Description of the task: Starting from the top of the records and going through the line that contains "last-record-button[interactable]: >| [107,422,123,438]", lay out those lines as a JSON list of strings, one string per line, with blank lines left out.

Source data:

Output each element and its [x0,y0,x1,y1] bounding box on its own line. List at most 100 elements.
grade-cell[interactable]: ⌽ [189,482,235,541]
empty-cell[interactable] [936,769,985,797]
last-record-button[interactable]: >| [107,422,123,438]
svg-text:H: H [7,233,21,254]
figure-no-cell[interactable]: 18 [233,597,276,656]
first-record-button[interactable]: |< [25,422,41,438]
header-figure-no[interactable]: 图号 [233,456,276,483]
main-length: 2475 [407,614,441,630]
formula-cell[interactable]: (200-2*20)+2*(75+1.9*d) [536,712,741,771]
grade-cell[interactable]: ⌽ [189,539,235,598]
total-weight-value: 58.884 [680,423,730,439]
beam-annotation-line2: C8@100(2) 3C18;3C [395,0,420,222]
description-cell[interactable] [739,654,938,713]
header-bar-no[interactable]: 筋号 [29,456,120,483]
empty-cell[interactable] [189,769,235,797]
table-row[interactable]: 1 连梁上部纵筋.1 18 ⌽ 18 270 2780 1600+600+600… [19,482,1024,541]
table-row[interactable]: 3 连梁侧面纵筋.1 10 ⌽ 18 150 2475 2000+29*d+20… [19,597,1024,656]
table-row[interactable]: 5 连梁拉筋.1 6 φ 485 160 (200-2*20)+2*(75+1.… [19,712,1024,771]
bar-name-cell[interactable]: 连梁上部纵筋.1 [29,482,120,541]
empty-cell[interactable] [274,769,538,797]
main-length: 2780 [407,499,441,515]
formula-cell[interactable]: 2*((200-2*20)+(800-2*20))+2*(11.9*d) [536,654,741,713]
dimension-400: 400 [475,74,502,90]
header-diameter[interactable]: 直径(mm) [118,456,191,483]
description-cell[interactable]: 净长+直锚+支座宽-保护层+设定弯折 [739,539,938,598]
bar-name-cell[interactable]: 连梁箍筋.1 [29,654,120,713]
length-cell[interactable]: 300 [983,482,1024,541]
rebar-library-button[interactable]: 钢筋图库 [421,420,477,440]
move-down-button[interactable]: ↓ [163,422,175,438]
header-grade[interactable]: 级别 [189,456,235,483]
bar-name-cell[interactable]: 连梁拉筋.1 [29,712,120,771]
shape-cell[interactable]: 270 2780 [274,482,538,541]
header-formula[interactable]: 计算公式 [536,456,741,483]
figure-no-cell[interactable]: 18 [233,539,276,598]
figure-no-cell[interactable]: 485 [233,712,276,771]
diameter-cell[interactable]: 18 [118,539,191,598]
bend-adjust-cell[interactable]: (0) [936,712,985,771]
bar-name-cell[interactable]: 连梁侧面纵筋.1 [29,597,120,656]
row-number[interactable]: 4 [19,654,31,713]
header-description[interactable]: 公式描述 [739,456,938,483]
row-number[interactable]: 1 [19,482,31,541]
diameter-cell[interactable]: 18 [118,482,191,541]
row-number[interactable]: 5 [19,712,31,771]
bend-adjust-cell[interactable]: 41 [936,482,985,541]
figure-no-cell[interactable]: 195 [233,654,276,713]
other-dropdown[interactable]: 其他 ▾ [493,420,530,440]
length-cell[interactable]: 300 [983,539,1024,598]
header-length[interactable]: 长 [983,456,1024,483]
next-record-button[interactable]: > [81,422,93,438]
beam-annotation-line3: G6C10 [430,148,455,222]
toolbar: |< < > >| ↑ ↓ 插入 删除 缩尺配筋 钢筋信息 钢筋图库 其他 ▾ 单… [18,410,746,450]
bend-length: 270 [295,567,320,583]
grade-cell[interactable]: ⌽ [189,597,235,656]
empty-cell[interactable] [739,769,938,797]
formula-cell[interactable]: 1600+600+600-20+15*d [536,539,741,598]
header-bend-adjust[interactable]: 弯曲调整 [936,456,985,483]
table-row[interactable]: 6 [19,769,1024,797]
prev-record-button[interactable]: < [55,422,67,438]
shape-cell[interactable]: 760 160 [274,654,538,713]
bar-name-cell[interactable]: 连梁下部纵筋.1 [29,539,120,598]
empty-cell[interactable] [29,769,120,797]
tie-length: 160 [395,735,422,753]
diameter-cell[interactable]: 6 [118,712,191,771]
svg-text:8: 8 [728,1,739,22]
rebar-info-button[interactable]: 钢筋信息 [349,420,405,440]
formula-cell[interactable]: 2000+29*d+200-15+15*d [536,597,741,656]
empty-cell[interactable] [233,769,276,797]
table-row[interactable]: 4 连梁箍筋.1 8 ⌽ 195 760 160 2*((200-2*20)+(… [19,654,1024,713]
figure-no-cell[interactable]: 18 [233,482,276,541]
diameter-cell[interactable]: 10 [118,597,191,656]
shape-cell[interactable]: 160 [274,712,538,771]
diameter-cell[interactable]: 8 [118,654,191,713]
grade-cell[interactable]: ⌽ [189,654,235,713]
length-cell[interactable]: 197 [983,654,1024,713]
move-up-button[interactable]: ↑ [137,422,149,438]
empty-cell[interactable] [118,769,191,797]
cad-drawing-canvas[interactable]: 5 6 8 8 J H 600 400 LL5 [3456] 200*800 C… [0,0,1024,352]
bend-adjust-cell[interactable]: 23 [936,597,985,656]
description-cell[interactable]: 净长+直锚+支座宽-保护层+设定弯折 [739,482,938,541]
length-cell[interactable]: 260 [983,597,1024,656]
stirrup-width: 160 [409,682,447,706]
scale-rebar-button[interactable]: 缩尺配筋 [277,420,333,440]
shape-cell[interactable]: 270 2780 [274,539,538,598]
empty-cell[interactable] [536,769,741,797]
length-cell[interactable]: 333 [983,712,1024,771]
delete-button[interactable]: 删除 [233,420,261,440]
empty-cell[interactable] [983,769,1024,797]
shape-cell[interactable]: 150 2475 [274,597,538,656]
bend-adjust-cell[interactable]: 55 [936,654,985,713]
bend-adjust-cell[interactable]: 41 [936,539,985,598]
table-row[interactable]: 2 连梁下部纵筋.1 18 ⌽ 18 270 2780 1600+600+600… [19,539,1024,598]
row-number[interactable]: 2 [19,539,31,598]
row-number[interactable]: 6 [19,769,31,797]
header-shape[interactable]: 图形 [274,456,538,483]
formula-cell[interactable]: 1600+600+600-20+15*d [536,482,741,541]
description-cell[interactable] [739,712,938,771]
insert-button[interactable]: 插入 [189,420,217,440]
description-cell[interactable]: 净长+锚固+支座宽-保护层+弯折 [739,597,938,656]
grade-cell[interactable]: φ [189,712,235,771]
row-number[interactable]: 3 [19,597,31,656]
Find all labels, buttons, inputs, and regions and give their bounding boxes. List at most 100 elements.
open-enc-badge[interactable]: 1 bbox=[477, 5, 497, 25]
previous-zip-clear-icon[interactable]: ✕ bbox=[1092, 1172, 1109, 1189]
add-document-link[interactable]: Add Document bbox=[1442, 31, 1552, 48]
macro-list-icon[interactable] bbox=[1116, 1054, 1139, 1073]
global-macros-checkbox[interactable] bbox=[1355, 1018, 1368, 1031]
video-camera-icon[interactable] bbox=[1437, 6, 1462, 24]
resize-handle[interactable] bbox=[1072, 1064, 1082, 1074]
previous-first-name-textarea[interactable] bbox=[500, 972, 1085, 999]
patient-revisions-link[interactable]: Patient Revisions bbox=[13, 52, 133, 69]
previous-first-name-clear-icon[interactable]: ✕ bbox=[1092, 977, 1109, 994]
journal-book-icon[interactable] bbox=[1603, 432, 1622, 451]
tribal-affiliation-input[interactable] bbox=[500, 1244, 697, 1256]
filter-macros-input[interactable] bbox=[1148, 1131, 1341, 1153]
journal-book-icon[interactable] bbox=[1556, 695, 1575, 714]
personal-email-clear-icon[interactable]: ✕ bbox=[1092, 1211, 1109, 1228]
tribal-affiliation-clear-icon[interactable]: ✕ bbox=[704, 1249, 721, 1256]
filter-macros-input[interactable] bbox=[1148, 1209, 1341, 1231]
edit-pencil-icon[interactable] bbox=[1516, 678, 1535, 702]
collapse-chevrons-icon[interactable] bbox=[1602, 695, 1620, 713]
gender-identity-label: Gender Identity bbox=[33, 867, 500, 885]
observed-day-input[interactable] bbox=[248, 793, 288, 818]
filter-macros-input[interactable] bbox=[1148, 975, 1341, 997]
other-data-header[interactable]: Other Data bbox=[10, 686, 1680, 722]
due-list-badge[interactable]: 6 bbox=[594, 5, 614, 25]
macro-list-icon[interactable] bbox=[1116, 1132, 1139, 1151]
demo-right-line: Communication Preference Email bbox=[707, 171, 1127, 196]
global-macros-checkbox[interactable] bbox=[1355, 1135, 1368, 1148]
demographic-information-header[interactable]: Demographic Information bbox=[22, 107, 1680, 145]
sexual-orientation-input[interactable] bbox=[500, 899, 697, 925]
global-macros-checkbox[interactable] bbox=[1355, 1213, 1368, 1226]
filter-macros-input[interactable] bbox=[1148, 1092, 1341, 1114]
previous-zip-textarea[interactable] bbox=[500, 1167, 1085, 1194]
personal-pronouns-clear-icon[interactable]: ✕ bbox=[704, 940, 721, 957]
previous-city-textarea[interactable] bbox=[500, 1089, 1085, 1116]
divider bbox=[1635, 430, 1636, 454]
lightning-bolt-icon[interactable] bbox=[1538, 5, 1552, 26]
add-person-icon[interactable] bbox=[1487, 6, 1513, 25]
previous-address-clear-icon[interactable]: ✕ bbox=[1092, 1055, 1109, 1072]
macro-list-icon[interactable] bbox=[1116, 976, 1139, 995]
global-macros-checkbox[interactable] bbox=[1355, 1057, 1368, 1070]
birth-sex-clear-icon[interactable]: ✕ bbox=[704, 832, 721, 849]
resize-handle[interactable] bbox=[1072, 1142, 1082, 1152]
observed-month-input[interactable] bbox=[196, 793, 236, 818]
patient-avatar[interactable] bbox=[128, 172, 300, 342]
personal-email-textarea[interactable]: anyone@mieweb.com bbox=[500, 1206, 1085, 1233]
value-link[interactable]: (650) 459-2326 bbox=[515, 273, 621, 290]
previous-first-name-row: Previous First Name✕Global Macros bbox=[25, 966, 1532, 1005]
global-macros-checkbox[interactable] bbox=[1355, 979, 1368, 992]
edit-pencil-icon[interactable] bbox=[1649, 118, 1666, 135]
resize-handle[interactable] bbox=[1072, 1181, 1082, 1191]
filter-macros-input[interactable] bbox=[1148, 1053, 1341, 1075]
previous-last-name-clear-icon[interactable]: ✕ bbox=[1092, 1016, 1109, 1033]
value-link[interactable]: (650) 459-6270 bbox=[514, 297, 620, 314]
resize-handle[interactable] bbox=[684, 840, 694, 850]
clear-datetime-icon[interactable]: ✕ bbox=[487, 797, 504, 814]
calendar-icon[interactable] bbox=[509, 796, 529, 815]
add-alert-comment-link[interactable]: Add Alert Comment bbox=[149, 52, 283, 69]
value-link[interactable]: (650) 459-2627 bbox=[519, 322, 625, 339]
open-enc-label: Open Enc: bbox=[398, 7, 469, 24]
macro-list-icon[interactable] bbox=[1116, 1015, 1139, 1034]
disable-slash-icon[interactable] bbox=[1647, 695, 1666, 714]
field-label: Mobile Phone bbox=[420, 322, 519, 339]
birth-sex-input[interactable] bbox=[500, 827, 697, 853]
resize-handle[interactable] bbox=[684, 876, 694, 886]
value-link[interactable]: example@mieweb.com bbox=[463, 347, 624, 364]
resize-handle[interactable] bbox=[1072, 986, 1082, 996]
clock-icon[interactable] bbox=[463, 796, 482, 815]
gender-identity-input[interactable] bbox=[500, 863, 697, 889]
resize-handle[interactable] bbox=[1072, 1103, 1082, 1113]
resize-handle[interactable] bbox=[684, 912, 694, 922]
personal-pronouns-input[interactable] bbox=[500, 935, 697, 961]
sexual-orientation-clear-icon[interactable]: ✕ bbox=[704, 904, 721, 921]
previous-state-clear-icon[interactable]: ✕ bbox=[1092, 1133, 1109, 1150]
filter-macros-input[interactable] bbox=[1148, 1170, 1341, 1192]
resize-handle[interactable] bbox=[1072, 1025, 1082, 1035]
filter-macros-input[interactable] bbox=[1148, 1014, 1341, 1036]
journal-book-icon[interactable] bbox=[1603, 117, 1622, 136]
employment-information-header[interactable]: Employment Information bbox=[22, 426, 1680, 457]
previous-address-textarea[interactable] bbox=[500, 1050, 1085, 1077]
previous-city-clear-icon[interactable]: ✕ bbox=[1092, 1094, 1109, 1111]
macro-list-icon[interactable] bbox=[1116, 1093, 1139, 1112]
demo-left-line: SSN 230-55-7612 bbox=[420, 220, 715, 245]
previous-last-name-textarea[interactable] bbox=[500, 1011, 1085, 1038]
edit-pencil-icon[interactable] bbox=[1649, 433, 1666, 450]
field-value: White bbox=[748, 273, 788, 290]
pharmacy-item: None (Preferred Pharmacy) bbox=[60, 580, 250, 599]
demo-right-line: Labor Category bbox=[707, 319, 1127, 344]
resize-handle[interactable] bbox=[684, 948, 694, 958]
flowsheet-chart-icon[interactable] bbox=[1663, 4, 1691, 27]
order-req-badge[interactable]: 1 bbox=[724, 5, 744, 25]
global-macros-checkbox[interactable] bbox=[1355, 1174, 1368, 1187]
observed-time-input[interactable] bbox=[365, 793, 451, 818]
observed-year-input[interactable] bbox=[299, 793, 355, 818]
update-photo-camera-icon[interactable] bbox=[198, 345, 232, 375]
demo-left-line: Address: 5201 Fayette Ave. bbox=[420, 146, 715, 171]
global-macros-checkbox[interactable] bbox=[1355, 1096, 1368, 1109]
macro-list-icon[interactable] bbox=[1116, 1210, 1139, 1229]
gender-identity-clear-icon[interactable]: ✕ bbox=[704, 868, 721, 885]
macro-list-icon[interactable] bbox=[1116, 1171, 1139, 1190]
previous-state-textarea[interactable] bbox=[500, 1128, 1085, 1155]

Task answer:
[
  "Output each element and its [x0,y0,x1,y1] bounding box on its own line. List at most 100 elements.",
  "grade-cell[interactable]: ⌽ [189,482,235,541]",
  "empty-cell[interactable] [936,769,985,797]",
  "last-record-button[interactable]: >| [107,422,123,438]"
]